What is expected — Make an exact copy of all the material below, apart from the pictures.

Dataset entries —
####

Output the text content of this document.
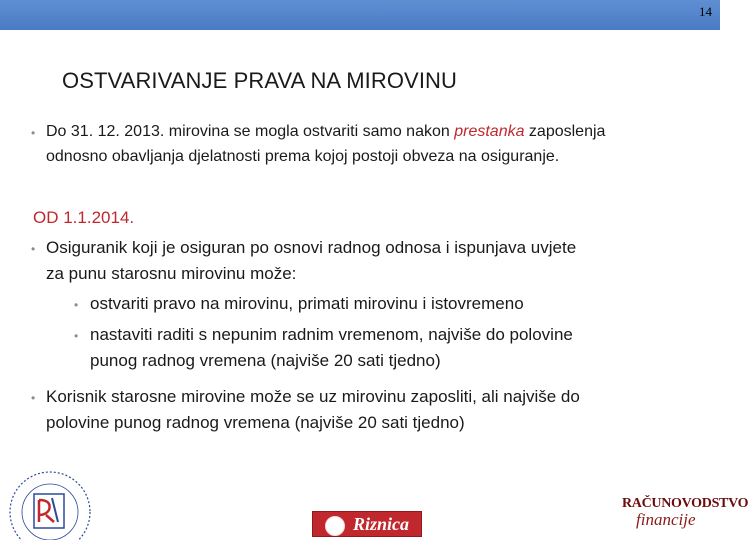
14
OSTVARIVANJE PRAVA NA MIROVINU
• Do 31. 12. 2013. mirovina se mogla ostvariti samo nakon prestanka zaposlenja
odnosno obavljanja djelatnosti prema kojoj postoji obveza na osiguranje.
OD 1.1.2014.
• Osiguranik koji je osiguran po osnovi radnog odnosa i ispunjava uvjete
za punu starosnu mirovinu može:
• ostvariti pravo na mirovinu, primati mirovinu i istovremeno
• nastaviti raditi s nepunim radnim vremenom, najviše do polovine
punog radnog vremena (najviše 20 sati tjedno)
• Korisnik starosne mirovine može se uz mirovinu zaposliti, ali najviše do
polovine punog radnog vremena (najviše 20 sati tjedno)
Riznica
RAČUNOVODSTVO
financije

####

Solved problem —
Output the text content of this document.
14
OSTVARIVANJE PRAVA NA MIROVINU
• Do 31. 12. 2013. mirovina se mogla ostvariti samo nakon prestanka zaposlenja
odnosno obavljanja djelatnosti prema kojoj postoji obveza na osiguranje.
OD 1.1.2014.
• Osiguranik koji je osiguran po osnovi radnog odnosa i ispunjava uvjete
za punu starosnu mirovinu može:
• ostvariti pravo na mirovinu, primati mirovinu i istovremeno
• nastaviti raditi s nepunim radnim vremenom, najviše do polovine
punog radnog vremena (najviše 20 sati tjedno)
• Korisnik starosne mirovine može se uz mirovinu zaposliti, ali najviše do
polovine punog radnog vremena (najviše 20 sati tjedno)
Riznica
RAČUNOVODSTVO
financije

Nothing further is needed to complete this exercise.